### Data supplied
__________
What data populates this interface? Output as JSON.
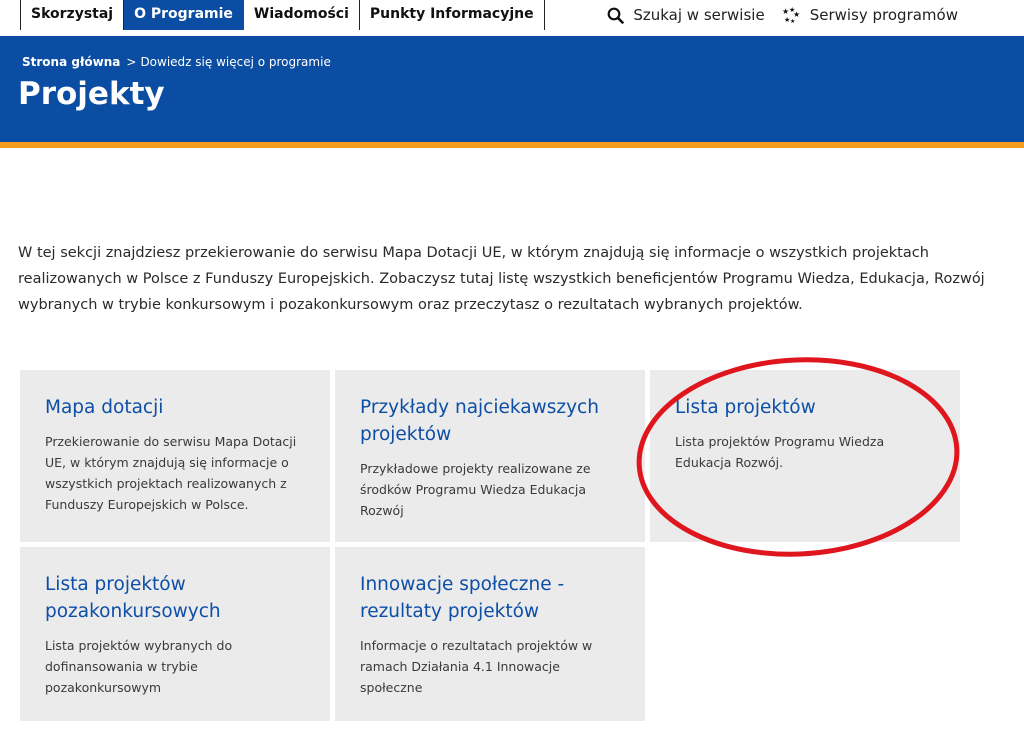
{
  "nav": {
    "items": [
      {
        "label": "Skorzystaj",
        "active": false
      },
      {
        "label": "O Programie",
        "active": true
      },
      {
        "label": "Wiadomości",
        "active": false
      },
      {
        "label": "Punkty Informacyjne",
        "active": false
      }
    ],
    "search_label": "Szukaj w serwisie",
    "search_icon": "search-icon",
    "services_label": "Serwisy programów",
    "services_icon": "eu-stars-icon"
  },
  "breadcrumb": {
    "home": "Strona główna",
    "separator": ">",
    "current": "Dowiedz się więcej o programie"
  },
  "page": {
    "title": "Projekty",
    "intro": "W tej sekcji znajdziesz przekierowanie do serwisu Mapa Dotacji UE, w którym znajdują się informacje o wszystkich projektach realizowanych w Polsce z Funduszy Europejskich. Zobaczysz tutaj listę wszystkich beneficjentów Programu Wiedza, Edukacja, Rozwój wybranych w trybie konkursowym i pozakonkursowym oraz przeczytasz o rezultatach wybranych projektów."
  },
  "tiles": [
    {
      "title": "Mapa dotacji",
      "desc": "Przekierowanie do serwisu Mapa Dotacji UE, w którym znajdują się informacje o wszystkich projektach realizowanych z Funduszy Europejskich w Polsce."
    },
    {
      "title": "Przykłady najciekawszych projektów",
      "desc": "Przykładowe projekty realizowane ze środków Programu Wiedza Edukacja Rozwój"
    },
    {
      "title": "Lista projektów",
      "desc": "Lista projektów Programu Wiedza Edukacja Rozwój."
    },
    {
      "title": "Lista projektów pozakonkursowych",
      "desc": "Lista projektów wybranych do dofinansowania w trybie pozakonkursowym"
    },
    {
      "title": "Innowacje społeczne - rezultaty projektów",
      "desc": "Informacje o rezultatach projektów w ramach Działania 4.1 Innowacje społeczne"
    }
  ],
  "colors": {
    "brand_blue": "#0b4da2",
    "accent_orange": "#f39c1d",
    "tile_bg": "#ebebeb",
    "annotation_red": "#e0161e"
  }
}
__________
For each line in the data above that contains the string "społeczne", extract the line.

      "title": "Innowacje społeczne - rezultaty projektów",
      "desc": "Informacje o rezultatach projektów w ramach Działania 4.1 Innowacje społeczne"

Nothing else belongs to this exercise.